▶ GIVEN DATA
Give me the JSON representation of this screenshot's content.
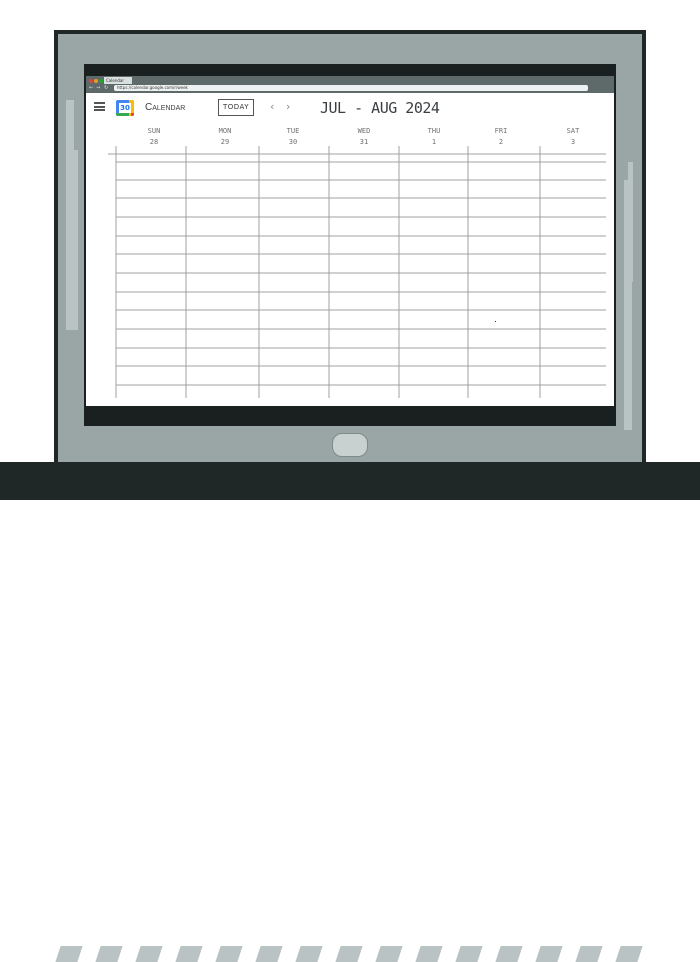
{
  "browser": {
    "tab_title": "Calendar",
    "address": "https://calendar.google.com/r/week"
  },
  "header": {
    "app_title": "Calendar",
    "logo_text": "30",
    "today_label": "TODAY",
    "prev_icon": "chevron-left-icon",
    "next_icon": "chevron-right-icon",
    "date_range": "JUL - AUG 2024"
  },
  "week": {
    "days": [
      {
        "name": "SUN",
        "num": "28"
      },
      {
        "name": "MON",
        "num": "29"
      },
      {
        "name": "TUE",
        "num": "30"
      },
      {
        "name": "WED",
        "num": "31"
      },
      {
        "name": "THU",
        "num": "1"
      },
      {
        "name": "FRI",
        "num": "2"
      },
      {
        "name": "SAT",
        "num": "3"
      }
    ]
  },
  "colors": {
    "laptop_body": "#9aa6a6",
    "laptop_outline": "#1f2727",
    "bezel": "#1a2020",
    "grid_line": "#a0a0a0",
    "logo_blue": "#4285f4"
  }
}
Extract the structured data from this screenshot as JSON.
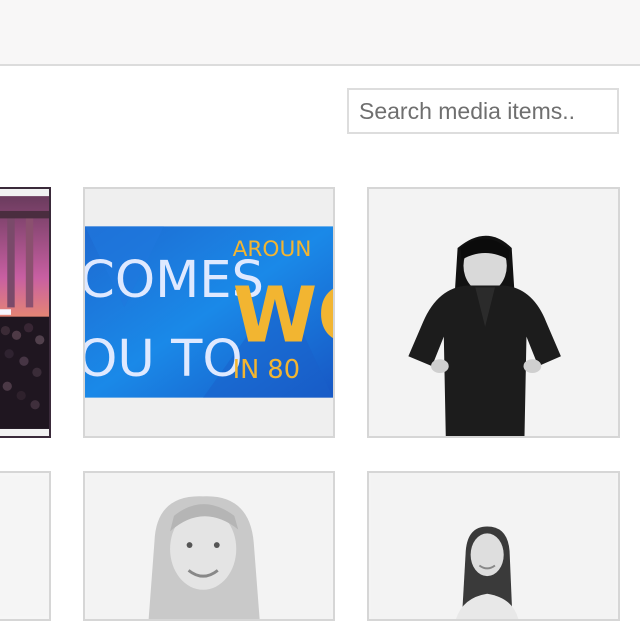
{
  "toolbar": {
    "search_placeholder": "Search media items.."
  },
  "media": {
    "banner": {
      "text_line1": "COMES",
      "text_line2": "OU TO",
      "text_right1": "AROUN",
      "text_right2": "WO",
      "text_right3": "IN 80"
    },
    "items": [
      {
        "name": "event-photo"
      },
      {
        "name": "banner-image"
      },
      {
        "name": "portrait-woman-dark-hair"
      },
      {
        "name": "partial-tile"
      },
      {
        "name": "portrait-woman-blonde"
      },
      {
        "name": "portrait-woman-brunette"
      }
    ]
  },
  "colors": {
    "banner_blue": "#1f6fd6",
    "banner_gold": "#f2b531",
    "border": "#d6d6d6"
  }
}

▶ WHAT IS BEING ASKED
Print the complete listing exactly as it stands, without its pictures.

▶ COMPLETED EXERCISE
Give me the JSON representation of this screenshot's content.
{
  "browser": {
    "tab_title": "Calendar",
    "address": "https://calendar.google.com/r/week"
  },
  "header": {
    "app_title": "Calendar",
    "logo_text": "30",
    "today_label": "TODAY",
    "prev_icon": "chevron-left-icon",
    "next_icon": "chevron-right-icon",
    "date_range": "JUL - AUG 2024"
  },
  "week": {
    "days": [
      {
        "name": "SUN",
        "num": "28"
      },
      {
        "name": "MON",
        "num": "29"
      },
      {
        "name": "TUE",
        "num": "30"
      },
      {
        "name": "WED",
        "num": "31"
      },
      {
        "name": "THU",
        "num": "1"
      },
      {
        "name": "FRI",
        "num": "2"
      },
      {
        "name": "SAT",
        "num": "3"
      }
    ]
  },
  "colors": {
    "laptop_body": "#9aa6a6",
    "laptop_outline": "#1f2727",
    "bezel": "#1a2020",
    "grid_line": "#a0a0a0",
    "logo_blue": "#4285f4"
  }
}
Extract the structured data from this screenshot as JSON.
{
  "toolbar": {
    "search_placeholder": "Search media items.."
  },
  "media": {
    "banner": {
      "text_line1": "COMES",
      "text_line2": "OU TO",
      "text_right1": "AROUN",
      "text_right2": "WO",
      "text_right3": "IN 80"
    },
    "items": [
      {
        "name": "event-photo"
      },
      {
        "name": "banner-image"
      },
      {
        "name": "portrait-woman-dark-hair"
      },
      {
        "name": "partial-tile"
      },
      {
        "name": "portrait-woman-blonde"
      },
      {
        "name": "portrait-woman-brunette"
      }
    ]
  },
  "colors": {
    "banner_blue": "#1f6fd6",
    "banner_gold": "#f2b531",
    "border": "#d6d6d6"
  }
}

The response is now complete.